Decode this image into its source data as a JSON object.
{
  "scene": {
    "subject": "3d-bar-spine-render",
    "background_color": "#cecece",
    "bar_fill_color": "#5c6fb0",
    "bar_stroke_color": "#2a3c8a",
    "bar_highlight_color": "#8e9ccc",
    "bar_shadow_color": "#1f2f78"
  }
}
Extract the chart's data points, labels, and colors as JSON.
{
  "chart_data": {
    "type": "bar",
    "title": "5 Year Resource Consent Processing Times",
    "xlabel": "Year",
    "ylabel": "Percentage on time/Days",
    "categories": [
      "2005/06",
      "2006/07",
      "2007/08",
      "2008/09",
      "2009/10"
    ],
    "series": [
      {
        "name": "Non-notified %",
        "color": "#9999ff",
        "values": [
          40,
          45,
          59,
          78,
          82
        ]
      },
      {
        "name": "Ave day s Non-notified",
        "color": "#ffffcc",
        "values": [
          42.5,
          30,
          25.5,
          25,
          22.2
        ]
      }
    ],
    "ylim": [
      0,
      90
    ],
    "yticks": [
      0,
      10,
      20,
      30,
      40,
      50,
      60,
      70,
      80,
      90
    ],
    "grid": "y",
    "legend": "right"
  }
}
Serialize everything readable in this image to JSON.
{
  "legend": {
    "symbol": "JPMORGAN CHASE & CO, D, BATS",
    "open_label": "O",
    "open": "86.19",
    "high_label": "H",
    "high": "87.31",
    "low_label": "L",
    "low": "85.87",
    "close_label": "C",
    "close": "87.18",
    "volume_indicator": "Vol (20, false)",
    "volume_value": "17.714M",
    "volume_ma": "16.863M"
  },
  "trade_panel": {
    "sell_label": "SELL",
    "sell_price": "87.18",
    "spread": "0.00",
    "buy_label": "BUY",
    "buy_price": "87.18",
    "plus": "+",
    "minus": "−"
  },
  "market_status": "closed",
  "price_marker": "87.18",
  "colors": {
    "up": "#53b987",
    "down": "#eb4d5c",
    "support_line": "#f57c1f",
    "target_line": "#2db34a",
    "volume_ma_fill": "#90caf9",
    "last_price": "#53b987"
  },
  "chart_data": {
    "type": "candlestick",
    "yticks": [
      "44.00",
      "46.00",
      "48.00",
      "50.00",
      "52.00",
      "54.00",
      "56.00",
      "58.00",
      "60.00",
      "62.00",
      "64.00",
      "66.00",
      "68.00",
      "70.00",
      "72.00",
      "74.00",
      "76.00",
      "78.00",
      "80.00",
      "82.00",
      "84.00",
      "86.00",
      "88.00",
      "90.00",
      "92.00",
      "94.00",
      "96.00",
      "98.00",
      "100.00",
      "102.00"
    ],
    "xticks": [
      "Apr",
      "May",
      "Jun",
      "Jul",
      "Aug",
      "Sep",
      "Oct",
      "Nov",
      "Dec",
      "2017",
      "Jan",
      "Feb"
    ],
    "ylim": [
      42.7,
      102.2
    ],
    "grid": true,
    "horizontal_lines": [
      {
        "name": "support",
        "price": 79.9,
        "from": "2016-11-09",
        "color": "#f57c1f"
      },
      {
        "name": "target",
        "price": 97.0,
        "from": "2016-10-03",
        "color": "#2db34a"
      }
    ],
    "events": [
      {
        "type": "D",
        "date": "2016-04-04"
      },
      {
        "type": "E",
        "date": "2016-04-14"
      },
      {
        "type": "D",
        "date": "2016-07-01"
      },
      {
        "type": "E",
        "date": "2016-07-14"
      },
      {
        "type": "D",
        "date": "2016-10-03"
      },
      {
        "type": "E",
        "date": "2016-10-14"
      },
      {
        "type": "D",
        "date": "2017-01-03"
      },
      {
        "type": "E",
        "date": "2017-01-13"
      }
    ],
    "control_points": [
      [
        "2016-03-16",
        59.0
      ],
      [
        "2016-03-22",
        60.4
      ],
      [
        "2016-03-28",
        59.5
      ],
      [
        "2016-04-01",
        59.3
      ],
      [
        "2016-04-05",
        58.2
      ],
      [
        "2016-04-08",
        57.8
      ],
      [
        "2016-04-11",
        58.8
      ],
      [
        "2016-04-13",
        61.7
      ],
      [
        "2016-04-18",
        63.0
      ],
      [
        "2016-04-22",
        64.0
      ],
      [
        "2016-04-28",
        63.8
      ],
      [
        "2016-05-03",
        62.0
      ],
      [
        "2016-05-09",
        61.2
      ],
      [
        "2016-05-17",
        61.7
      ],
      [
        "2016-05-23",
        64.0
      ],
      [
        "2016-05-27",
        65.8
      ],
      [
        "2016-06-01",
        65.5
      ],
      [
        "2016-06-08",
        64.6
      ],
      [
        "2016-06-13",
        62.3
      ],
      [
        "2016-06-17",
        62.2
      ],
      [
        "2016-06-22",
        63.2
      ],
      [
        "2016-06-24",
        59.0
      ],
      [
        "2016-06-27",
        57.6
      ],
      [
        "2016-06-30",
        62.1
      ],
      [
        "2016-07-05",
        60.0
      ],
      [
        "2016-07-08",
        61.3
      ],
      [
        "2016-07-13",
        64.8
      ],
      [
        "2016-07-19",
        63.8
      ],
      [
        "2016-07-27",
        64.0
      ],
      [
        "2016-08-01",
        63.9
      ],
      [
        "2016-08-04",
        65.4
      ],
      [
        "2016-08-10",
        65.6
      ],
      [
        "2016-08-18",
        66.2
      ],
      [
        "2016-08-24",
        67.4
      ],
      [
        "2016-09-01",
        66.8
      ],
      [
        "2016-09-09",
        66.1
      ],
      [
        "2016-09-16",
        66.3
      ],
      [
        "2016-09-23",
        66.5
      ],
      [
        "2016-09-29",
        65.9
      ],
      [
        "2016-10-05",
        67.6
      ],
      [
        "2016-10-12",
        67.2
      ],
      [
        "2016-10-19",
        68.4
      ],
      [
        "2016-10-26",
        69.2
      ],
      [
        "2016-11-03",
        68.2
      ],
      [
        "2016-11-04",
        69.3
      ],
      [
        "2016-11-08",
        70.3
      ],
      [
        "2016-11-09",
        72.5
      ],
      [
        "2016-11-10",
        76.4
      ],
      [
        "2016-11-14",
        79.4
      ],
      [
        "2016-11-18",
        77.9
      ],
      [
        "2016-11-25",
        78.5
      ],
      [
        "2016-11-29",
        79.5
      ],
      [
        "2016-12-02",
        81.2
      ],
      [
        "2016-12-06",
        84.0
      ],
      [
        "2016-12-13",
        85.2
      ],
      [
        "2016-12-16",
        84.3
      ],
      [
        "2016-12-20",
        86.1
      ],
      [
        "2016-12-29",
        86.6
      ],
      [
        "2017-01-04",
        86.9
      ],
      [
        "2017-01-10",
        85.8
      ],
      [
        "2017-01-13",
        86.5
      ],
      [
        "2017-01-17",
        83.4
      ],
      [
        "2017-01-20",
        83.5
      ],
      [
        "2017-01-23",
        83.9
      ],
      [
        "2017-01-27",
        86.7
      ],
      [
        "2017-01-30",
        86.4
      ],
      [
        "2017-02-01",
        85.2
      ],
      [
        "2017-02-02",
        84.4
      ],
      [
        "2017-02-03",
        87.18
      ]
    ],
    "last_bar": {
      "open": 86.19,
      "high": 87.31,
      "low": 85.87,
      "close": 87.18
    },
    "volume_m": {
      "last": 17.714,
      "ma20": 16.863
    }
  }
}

■ ■ ■ ■ ■ ■ ■

> Problem
Return each line of the data exactly as written above.

> Result of this task
Decode this image into its source data as a JSON object.
{
  "scene": {
    "subject": "3d-bar-spine-render",
    "background_color": "#cecece",
    "bar_fill_color": "#5c6fb0",
    "bar_stroke_color": "#2a3c8a",
    "bar_highlight_color": "#8e9ccc",
    "bar_shadow_color": "#1f2f78"
  }
}
Extract the chart's data points, labels, and colors as JSON.
{
  "chart_data": {
    "type": "bar",
    "title": "5 Year Resource Consent Processing Times",
    "xlabel": "Year",
    "ylabel": "Percentage on time/Days",
    "categories": [
      "2005/06",
      "2006/07",
      "2007/08",
      "2008/09",
      "2009/10"
    ],
    "series": [
      {
        "name": "Non-notified %",
        "color": "#9999ff",
        "values": [
          40,
          45,
          59,
          78,
          82
        ]
      },
      {
        "name": "Ave day s Non-notified",
        "color": "#ffffcc",
        "values": [
          42.5,
          30,
          25.5,
          25,
          22.2
        ]
      }
    ],
    "ylim": [
      0,
      90
    ],
    "yticks": [
      0,
      10,
      20,
      30,
      40,
      50,
      60,
      70,
      80,
      90
    ],
    "grid": "y",
    "legend": "right"
  }
}
Serialize everything readable in this image to JSON.
{
  "legend": {
    "symbol": "JPMORGAN CHASE & CO, D, BATS",
    "open_label": "O",
    "open": "86.19",
    "high_label": "H",
    "high": "87.31",
    "low_label": "L",
    "low": "85.87",
    "close_label": "C",
    "close": "87.18",
    "volume_indicator": "Vol (20, false)",
    "volume_value": "17.714M",
    "volume_ma": "16.863M"
  },
  "trade_panel": {
    "sell_label": "SELL",
    "sell_price": "87.18",
    "spread": "0.00",
    "buy_label": "BUY",
    "buy_price": "87.18",
    "plus": "+",
    "minus": "−"
  },
  "market_status": "closed",
  "price_marker": "87.18",
  "colors": {
    "up": "#53b987",
    "down": "#eb4d5c",
    "support_line": "#f57c1f",
    "target_line": "#2db34a",
    "volume_ma_fill": "#90caf9",
    "last_price": "#53b987"
  },
  "chart_data": {
    "type": "candlestick",
    "yticks": [
      "44.00",
      "46.00",
      "48.00",
      "50.00",
      "52.00",
      "54.00",
      "56.00",
      "58.00",
      "60.00",
      "62.00",
      "64.00",
      "66.00",
      "68.00",
      "70.00",
      "72.00",
      "74.00",
      "76.00",
      "78.00",
      "80.00",
      "82.00",
      "84.00",
      "86.00",
      "88.00",
      "90.00",
      "92.00",
      "94.00",
      "96.00",
      "98.00",
      "100.00",
      "102.00"
    ],
    "xticks": [
      "Apr",
      "May",
      "Jun",
      "Jul",
      "Aug",
      "Sep",
      "Oct",
      "Nov",
      "Dec",
      "2017",
      "Jan",
      "Feb"
    ],
    "ylim": [
      42.7,
      102.2
    ],
    "grid": true,
    "horizontal_lines": [
      {
        "name": "support",
        "price": 79.9,
        "from": "2016-11-09",
        "color": "#f57c1f"
      },
      {
        "name": "target",
        "price": 97.0,
        "from": "2016-10-03",
        "color": "#2db34a"
      }
    ],
    "events": [
      {
        "type": "D",
        "date": "2016-04-04"
      },
      {
        "type": "E",
        "date": "2016-04-14"
      },
      {
        "type": "D",
        "date": "2016-07-01"
      },
      {
        "type": "E",
        "date": "2016-07-14"
      },
      {
        "type": "D",
        "date": "2016-10-03"
      },
      {
        "type": "E",
        "date": "2016-10-14"
      },
      {
        "type": "D",
        "date": "2017-01-03"
      },
      {
        "type": "E",
        "date": "2017-01-13"
      }
    ],
    "control_points": [
      [
        "2016-03-16",
        59.0
      ],
      [
        "2016-03-22",
        60.4
      ],
      [
        "2016-03-28",
        59.5
      ],
      [
        "2016-04-01",
        59.3
      ],
      [
        "2016-04-05",
        58.2
      ],
      [
        "2016-04-08",
        57.8
      ],
      [
        "2016-04-11",
        58.8
      ],
      [
        "2016-04-13",
        61.7
      ],
      [
        "2016-04-18",
        63.0
      ],
      [
        "2016-04-22",
        64.0
      ],
      [
        "2016-04-28",
        63.8
      ],
      [
        "2016-05-03",
        62.0
      ],
      [
        "2016-05-09",
        61.2
      ],
      [
        "2016-05-17",
        61.7
      ],
      [
        "2016-05-23",
        64.0
      ],
      [
        "2016-05-27",
        65.8
      ],
      [
        "2016-06-01",
        65.5
      ],
      [
        "2016-06-08",
        64.6
      ],
      [
        "2016-06-13",
        62.3
      ],
      [
        "2016-06-17",
        62.2
      ],
      [
        "2016-06-22",
        63.2
      ],
      [
        "2016-06-24",
        59.0
      ],
      [
        "2016-06-27",
        57.6
      ],
      [
        "2016-06-30",
        62.1
      ],
      [
        "2016-07-05",
        60.0
      ],
      [
        "2016-07-08",
        61.3
      ],
      [
        "2016-07-13",
        64.8
      ],
      [
        "2016-07-19",
        63.8
      ],
      [
        "2016-07-27",
        64.0
      ],
      [
        "2016-08-01",
        63.9
      ],
      [
        "2016-08-04",
        65.4
      ],
      [
        "2016-08-10",
        65.6
      ],
      [
        "2016-08-18",
        66.2
      ],
      [
        "2016-08-24",
        67.4
      ],
      [
        "2016-09-01",
        66.8
      ],
      [
        "2016-09-09",
        66.1
      ],
      [
        "2016-09-16",
        66.3
      ],
      [
        "2016-09-23",
        66.5
      ],
      [
        "2016-09-29",
        65.9
      ],
      [
        "2016-10-05",
        67.6
      ],
      [
        "2016-10-12",
        67.2
      ],
      [
        "2016-10-19",
        68.4
      ],
      [
        "2016-10-26",
        69.2
      ],
      [
        "2016-11-03",
        68.2
      ],
      [
        "2016-11-04",
        69.3
      ],
      [
        "2016-11-08",
        70.3
      ],
      [
        "2016-11-09",
        72.5
      ],
      [
        "2016-11-10",
        76.4
      ],
      [
        "2016-11-14",
        79.4
      ],
      [
        "2016-11-18",
        77.9
      ],
      [
        "2016-11-25",
        78.5
      ],
      [
        "2016-11-29",
        79.5
      ],
      [
        "2016-12-02",
        81.2
      ],
      [
        "2016-12-06",
        84.0
      ],
      [
        "2016-12-13",
        85.2
      ],
      [
        "2016-12-16",
        84.3
      ],
      [
        "2016-12-20",
        86.1
      ],
      [
        "2016-12-29",
        86.6
      ],
      [
        "2017-01-04",
        86.9
      ],
      [
        "2017-01-10",
        85.8
      ],
      [
        "2017-01-13",
        86.5
      ],
      [
        "2017-01-17",
        83.4
      ],
      [
        "2017-01-20",
        83.5
      ],
      [
        "2017-01-23",
        83.9
      ],
      [
        "2017-01-27",
        86.7
      ],
      [
        "2017-01-30",
        86.4
      ],
      [
        "2017-02-01",
        85.2
      ],
      [
        "2017-02-02",
        84.4
      ],
      [
        "2017-02-03",
        87.18
      ]
    ],
    "last_bar": {
      "open": 86.19,
      "high": 87.31,
      "low": 85.87,
      "close": 87.18
    },
    "volume_m": {
      "last": 17.714,
      "ma20": 16.863
    }
  }
}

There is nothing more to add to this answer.